◆ **YOUR TASK**
Pick out the lines below that contain the string "color" and copy them all.

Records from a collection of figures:
>> BEGIN

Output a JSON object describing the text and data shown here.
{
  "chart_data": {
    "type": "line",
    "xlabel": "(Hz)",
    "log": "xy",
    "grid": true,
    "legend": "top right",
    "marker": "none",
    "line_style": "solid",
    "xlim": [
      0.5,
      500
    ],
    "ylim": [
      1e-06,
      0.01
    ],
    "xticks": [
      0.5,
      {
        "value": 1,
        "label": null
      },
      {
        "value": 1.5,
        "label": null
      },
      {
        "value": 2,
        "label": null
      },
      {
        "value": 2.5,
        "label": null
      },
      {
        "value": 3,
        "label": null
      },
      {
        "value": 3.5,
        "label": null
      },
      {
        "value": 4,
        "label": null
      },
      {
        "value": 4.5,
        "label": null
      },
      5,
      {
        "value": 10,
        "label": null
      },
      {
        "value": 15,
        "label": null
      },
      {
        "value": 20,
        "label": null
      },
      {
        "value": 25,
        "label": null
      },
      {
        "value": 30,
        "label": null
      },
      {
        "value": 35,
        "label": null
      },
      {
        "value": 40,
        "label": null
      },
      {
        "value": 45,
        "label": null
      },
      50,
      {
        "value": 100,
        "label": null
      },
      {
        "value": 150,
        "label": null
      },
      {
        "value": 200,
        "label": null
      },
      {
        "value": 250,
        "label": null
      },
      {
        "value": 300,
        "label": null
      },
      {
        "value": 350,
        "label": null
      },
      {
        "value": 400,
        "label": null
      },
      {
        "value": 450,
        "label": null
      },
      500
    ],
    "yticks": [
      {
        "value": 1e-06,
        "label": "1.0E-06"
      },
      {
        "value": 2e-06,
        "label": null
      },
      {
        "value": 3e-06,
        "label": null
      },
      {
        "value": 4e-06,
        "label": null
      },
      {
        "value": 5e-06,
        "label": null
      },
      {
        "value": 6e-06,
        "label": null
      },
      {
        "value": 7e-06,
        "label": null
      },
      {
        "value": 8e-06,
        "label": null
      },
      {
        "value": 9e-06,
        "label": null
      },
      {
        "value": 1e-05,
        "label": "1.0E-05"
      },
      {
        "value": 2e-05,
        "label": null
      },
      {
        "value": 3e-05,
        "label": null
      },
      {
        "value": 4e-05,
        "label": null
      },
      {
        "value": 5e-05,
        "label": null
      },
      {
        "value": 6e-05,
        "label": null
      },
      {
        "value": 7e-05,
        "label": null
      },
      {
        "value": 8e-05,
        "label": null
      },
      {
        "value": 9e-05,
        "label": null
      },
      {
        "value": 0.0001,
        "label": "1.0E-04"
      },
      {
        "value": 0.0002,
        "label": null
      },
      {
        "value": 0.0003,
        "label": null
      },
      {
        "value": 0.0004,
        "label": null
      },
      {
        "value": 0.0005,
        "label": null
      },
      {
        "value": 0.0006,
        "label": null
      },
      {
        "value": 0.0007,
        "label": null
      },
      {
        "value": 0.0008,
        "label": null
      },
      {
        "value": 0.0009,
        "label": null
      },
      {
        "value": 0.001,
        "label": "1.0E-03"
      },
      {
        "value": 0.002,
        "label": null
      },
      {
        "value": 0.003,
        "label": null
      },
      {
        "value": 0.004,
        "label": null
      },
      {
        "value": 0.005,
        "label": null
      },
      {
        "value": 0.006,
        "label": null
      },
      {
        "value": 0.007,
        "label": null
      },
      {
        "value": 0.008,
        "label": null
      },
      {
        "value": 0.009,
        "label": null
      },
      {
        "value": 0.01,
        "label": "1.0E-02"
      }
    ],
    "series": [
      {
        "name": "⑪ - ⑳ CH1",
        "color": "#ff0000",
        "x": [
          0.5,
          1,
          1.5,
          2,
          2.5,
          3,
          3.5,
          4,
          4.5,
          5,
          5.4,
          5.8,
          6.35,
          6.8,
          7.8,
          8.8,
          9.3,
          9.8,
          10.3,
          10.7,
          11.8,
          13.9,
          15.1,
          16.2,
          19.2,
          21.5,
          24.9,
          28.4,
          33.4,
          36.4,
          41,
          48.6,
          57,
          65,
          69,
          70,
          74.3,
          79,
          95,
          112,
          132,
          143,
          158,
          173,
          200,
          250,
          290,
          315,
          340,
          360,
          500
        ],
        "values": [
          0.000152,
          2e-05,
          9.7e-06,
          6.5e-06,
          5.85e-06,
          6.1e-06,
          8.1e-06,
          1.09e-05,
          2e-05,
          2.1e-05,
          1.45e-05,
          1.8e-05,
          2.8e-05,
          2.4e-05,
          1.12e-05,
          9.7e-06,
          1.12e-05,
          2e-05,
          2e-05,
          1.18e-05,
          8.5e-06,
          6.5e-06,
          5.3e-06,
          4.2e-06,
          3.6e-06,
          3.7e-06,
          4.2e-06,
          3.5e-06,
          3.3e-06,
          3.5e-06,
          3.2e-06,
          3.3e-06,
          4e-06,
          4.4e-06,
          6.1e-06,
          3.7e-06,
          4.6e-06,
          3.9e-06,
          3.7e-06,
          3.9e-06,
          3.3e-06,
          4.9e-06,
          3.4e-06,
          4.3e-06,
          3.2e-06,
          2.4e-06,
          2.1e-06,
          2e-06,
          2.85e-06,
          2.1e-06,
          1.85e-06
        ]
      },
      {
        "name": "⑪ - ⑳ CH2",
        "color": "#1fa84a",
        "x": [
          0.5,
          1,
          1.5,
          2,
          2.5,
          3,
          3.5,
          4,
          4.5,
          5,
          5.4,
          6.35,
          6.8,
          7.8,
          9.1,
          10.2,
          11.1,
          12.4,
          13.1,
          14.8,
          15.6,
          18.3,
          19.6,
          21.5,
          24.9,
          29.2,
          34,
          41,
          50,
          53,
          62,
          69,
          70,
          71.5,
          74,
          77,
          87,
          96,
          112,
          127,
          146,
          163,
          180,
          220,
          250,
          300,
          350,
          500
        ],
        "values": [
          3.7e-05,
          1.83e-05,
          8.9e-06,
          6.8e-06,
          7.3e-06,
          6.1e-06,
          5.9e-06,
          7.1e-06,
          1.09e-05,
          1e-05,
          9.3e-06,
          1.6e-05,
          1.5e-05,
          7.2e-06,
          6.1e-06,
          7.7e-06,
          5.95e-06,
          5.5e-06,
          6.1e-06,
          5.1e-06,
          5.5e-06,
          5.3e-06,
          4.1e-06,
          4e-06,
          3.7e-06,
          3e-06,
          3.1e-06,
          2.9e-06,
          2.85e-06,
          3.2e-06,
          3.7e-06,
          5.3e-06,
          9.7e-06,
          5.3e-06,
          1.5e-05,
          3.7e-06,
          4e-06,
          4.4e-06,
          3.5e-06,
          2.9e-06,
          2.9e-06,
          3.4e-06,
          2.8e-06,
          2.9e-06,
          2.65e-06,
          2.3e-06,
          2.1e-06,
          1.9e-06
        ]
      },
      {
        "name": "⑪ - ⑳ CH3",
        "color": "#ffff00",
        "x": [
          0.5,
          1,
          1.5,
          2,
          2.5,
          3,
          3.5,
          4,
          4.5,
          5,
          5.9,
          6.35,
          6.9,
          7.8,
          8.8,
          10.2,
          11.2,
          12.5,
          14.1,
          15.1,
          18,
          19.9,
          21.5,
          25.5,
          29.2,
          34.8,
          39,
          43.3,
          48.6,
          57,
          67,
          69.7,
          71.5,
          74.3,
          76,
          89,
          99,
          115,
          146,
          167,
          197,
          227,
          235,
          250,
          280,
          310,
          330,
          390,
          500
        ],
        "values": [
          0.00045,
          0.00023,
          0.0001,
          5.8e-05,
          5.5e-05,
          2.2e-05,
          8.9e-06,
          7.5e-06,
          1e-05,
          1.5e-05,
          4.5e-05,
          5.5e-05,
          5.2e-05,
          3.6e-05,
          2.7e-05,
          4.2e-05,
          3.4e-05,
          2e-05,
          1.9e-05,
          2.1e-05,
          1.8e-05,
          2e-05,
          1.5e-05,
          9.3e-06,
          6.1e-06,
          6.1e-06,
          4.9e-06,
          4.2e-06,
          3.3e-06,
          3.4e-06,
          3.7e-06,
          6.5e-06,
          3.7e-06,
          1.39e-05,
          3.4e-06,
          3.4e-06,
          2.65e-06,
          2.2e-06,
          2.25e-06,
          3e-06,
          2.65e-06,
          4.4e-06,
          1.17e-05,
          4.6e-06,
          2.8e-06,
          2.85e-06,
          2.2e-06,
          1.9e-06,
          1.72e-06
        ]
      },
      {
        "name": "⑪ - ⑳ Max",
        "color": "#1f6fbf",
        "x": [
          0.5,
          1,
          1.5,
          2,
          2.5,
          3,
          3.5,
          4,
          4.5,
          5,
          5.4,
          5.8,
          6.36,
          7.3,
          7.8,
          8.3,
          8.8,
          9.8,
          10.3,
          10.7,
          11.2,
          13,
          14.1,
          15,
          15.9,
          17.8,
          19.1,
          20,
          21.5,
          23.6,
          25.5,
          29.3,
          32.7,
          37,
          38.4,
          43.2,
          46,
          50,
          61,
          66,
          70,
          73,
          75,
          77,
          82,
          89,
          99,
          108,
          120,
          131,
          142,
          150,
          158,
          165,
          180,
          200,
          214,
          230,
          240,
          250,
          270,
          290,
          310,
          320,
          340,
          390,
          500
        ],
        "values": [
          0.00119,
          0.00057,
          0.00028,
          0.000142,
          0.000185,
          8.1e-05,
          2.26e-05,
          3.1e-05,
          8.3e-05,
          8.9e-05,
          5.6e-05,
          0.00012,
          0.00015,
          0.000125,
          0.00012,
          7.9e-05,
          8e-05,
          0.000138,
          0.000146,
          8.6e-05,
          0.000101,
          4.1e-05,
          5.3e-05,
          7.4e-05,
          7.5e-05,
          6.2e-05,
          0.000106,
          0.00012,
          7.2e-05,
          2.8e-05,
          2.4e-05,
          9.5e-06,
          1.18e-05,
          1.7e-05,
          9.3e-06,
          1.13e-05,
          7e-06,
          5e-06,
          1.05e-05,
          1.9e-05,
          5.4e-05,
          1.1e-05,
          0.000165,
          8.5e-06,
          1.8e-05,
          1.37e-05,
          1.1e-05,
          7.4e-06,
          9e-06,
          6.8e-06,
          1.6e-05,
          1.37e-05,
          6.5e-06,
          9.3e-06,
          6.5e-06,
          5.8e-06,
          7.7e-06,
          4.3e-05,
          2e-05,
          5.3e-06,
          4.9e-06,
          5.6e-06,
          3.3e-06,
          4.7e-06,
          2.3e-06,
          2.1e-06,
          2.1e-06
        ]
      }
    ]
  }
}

>> END

◆ **CORRECT ANSWER**
        "color": "#ff0000",
        "color": "#1fa84a",
        "color": "#ffff00",
        "color": "#1f6fbf",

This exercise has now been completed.